◆ What the task asks
Look through the material and copy each line holding "page".

◆ Input data
===============

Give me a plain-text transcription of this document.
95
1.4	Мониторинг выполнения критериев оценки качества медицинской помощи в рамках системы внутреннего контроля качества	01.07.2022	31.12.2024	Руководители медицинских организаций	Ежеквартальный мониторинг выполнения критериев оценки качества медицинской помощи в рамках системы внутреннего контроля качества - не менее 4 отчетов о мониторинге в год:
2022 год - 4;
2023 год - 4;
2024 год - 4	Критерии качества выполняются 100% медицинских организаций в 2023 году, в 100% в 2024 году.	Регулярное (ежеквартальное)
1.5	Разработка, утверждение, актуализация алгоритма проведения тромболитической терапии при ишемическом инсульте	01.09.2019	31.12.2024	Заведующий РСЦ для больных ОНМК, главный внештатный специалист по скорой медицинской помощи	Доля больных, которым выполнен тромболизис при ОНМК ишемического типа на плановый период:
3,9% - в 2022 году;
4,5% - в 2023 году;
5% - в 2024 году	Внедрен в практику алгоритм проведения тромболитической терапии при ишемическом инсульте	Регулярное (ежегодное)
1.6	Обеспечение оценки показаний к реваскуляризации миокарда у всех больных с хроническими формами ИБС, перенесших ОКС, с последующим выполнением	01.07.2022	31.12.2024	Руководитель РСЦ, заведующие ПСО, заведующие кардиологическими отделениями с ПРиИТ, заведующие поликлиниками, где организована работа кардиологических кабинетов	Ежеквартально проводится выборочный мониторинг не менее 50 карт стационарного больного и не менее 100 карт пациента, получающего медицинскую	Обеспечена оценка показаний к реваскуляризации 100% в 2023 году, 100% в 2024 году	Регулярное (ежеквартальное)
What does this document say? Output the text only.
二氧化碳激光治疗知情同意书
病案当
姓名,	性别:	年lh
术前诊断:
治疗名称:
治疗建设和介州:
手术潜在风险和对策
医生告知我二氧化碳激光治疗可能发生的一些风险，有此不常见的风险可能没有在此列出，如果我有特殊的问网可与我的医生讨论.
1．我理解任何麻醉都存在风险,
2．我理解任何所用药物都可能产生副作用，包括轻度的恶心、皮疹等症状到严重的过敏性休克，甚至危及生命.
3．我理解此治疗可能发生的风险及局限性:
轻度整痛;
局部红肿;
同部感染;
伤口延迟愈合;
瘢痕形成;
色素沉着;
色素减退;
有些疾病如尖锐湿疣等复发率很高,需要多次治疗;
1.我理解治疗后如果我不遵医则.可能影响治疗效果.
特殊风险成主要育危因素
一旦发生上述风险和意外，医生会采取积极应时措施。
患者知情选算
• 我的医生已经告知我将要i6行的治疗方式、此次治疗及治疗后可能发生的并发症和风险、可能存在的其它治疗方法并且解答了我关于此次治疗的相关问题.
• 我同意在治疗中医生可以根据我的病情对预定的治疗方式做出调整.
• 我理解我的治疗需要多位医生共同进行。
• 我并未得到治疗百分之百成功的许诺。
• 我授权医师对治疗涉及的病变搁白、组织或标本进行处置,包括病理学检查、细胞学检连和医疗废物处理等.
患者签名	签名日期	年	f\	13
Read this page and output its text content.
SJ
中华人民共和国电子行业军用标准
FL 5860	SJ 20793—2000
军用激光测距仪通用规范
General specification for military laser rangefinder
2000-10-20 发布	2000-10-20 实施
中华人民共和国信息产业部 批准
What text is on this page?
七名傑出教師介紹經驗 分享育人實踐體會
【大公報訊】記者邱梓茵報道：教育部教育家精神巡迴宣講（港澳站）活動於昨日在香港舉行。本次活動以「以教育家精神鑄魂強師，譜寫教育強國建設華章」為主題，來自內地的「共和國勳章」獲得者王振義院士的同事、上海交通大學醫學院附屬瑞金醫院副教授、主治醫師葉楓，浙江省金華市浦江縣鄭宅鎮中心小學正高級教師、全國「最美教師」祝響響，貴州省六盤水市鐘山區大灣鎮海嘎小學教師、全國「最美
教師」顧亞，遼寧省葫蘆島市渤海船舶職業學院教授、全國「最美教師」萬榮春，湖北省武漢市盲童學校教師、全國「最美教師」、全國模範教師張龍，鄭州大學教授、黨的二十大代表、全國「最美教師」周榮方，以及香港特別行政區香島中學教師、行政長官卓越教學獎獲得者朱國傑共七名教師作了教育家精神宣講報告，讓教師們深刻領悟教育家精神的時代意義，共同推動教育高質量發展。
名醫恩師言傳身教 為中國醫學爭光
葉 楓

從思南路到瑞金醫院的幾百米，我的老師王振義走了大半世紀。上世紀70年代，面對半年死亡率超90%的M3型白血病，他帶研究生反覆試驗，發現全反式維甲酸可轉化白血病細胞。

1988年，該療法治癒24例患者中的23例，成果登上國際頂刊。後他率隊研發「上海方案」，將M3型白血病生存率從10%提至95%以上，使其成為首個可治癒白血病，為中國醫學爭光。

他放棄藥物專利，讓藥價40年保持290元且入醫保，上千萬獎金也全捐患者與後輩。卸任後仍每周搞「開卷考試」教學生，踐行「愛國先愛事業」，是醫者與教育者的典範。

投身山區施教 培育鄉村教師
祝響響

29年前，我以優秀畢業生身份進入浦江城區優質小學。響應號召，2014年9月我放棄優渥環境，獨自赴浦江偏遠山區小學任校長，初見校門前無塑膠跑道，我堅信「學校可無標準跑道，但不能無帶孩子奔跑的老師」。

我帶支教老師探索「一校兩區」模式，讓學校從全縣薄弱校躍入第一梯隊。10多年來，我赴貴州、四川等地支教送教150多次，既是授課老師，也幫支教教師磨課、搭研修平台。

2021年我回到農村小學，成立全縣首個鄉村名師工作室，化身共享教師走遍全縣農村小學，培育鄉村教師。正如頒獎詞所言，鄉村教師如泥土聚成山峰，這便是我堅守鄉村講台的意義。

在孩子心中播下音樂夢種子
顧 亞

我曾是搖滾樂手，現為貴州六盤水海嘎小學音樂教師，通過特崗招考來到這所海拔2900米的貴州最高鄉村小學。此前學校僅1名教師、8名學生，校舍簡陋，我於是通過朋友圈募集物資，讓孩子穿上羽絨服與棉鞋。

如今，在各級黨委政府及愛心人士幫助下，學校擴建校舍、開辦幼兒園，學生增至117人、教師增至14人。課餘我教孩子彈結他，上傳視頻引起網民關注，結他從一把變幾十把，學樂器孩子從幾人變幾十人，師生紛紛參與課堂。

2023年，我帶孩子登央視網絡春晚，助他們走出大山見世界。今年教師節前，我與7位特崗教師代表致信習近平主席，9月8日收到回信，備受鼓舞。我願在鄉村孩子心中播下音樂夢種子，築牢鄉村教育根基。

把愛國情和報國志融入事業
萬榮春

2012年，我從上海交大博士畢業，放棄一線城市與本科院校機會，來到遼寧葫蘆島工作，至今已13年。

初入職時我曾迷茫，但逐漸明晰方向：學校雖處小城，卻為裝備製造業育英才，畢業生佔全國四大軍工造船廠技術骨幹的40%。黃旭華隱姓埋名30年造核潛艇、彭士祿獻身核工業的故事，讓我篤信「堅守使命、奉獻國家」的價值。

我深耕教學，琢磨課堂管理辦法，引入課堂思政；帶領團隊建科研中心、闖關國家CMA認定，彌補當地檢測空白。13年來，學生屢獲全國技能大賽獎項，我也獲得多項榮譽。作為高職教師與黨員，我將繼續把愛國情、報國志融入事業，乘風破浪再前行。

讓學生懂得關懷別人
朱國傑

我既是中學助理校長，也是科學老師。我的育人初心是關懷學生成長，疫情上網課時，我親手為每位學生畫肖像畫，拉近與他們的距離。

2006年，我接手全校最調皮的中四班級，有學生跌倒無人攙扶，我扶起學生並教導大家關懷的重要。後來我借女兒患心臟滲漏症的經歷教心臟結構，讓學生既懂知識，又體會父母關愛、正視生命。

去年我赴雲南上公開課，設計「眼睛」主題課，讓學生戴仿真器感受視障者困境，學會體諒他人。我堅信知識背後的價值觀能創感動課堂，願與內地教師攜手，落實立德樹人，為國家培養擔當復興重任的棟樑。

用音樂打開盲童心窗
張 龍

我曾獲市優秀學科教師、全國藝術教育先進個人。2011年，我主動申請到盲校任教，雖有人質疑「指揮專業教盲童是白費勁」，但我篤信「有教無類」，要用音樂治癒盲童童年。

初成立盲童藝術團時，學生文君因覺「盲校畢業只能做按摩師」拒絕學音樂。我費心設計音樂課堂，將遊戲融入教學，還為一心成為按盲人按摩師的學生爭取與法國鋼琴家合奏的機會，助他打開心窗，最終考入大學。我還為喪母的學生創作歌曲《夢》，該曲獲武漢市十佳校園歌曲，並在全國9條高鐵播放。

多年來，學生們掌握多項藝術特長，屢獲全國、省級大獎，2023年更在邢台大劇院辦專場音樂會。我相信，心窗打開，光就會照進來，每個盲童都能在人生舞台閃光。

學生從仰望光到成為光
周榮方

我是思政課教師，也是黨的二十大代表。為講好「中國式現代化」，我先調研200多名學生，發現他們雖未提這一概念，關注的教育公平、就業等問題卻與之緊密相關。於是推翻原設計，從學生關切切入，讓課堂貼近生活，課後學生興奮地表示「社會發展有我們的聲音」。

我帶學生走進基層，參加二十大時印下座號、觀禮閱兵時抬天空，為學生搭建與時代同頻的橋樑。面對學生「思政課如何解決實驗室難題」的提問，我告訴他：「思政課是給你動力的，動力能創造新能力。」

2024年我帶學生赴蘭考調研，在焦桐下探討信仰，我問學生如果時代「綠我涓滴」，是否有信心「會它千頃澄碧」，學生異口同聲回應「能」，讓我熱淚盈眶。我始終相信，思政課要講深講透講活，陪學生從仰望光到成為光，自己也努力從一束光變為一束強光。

===============

◆ Written response
Read this page and output its text content.
What text is on this page?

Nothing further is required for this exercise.